Exercise description — Show every line of the records below that contains the word "high".

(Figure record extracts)
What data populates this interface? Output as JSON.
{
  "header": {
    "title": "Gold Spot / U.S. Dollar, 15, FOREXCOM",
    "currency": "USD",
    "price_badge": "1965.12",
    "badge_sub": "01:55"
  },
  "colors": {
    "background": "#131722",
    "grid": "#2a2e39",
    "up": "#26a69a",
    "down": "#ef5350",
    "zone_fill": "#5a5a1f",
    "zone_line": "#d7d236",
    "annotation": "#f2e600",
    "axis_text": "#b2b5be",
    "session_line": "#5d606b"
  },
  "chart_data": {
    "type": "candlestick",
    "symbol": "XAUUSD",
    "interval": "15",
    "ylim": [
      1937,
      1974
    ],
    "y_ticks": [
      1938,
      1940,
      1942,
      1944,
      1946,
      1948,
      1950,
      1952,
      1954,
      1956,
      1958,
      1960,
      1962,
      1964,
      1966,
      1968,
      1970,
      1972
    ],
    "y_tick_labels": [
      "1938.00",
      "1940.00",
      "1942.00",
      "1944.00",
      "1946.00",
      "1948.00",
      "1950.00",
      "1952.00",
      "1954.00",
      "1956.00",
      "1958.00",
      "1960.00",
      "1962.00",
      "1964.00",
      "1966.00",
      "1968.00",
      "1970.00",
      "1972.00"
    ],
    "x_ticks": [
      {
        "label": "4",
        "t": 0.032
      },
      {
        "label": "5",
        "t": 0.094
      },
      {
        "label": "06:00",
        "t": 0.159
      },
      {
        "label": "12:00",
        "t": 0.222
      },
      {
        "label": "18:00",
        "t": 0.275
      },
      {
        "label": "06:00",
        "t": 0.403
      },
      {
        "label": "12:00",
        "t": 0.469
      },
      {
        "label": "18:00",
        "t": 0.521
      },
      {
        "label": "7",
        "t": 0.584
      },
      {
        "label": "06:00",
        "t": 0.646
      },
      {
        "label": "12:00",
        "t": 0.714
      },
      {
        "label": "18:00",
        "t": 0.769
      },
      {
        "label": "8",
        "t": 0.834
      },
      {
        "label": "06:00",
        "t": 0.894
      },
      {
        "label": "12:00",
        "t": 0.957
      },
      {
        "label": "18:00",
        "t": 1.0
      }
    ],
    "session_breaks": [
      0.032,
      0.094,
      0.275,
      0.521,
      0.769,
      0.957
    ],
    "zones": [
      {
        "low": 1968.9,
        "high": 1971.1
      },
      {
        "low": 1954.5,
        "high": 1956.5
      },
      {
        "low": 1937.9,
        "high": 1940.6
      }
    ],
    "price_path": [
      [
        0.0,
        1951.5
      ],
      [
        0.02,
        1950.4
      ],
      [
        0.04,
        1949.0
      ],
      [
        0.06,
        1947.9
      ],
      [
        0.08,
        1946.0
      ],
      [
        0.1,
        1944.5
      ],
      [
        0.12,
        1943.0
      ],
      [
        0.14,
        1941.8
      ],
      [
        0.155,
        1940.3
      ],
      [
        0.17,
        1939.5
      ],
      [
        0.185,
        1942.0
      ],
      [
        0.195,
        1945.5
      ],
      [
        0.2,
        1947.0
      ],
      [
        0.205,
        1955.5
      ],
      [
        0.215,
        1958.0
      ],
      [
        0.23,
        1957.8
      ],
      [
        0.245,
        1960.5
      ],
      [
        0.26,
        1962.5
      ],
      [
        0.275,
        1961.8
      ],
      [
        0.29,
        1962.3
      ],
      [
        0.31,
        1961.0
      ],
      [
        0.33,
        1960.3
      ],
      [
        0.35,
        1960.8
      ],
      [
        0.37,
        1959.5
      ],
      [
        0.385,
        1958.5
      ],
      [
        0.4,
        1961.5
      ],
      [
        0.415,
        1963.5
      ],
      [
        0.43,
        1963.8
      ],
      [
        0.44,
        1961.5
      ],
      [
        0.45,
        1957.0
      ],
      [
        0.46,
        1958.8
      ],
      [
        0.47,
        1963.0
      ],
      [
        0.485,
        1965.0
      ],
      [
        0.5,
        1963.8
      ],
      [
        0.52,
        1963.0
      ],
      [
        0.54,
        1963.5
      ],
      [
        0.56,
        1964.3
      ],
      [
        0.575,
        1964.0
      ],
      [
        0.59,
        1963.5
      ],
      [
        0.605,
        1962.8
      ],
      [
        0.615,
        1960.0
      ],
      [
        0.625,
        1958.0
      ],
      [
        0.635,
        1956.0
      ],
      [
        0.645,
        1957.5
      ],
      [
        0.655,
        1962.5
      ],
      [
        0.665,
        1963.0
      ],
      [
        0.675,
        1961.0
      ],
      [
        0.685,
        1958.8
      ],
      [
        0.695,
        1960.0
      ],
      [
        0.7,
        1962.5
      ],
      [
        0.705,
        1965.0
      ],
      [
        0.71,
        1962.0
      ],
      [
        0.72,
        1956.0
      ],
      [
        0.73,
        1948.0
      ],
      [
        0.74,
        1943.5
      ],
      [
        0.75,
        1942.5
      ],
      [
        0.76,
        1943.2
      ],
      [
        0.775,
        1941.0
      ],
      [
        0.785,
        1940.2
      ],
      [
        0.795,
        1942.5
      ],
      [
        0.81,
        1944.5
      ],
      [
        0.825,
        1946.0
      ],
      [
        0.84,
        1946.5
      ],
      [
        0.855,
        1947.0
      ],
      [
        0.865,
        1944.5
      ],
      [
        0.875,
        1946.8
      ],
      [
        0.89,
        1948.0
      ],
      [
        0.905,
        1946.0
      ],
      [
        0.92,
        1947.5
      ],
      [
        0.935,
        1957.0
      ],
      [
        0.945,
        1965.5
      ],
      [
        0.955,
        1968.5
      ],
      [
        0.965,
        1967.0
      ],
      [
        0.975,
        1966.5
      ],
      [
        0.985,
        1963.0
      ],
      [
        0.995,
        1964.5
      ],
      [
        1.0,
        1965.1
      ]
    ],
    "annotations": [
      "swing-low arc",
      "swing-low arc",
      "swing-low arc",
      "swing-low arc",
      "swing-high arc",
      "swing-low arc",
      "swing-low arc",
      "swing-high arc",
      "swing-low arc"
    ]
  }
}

Correct answer —
        "high": 1971.1
        "high": 1956.5
        "high": 1940.6
      "swing-high arc",
      "swing-high arc",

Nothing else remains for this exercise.